What you will do »
From the entries provided below, copy each line that contains the word "Heliocentric".

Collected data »

• • •

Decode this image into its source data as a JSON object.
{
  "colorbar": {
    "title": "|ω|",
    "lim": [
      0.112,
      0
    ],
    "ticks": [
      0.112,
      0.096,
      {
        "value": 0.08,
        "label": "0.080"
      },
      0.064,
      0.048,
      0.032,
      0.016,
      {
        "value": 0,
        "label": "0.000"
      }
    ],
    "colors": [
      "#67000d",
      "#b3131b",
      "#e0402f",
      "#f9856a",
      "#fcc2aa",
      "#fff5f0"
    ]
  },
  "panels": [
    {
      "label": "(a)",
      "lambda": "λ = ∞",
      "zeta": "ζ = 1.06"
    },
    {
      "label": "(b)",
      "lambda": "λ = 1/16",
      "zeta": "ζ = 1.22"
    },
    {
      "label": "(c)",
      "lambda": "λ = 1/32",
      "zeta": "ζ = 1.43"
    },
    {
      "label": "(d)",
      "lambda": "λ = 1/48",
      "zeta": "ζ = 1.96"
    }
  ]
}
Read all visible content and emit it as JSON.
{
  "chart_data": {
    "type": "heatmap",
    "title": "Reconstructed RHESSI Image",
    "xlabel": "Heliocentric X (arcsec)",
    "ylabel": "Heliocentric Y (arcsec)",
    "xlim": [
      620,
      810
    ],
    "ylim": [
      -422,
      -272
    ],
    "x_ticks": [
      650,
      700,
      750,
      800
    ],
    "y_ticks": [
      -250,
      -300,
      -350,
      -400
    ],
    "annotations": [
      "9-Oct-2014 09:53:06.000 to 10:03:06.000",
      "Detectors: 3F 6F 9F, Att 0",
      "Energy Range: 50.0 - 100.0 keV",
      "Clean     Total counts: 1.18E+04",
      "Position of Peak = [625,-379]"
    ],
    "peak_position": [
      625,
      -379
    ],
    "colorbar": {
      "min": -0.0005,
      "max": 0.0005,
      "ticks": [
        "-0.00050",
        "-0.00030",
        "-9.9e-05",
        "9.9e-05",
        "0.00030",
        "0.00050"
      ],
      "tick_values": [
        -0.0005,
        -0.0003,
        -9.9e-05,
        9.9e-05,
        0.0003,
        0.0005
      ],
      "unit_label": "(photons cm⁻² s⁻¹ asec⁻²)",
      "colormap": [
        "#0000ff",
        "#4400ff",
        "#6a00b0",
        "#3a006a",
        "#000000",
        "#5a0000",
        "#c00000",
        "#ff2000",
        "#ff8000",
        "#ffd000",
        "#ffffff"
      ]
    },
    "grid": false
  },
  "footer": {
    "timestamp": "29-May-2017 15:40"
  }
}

• • •

Full solution »
    "xlabel": "Heliocentric X (arcsec)",
    "ylabel": "Heliocentric Y (arcsec)",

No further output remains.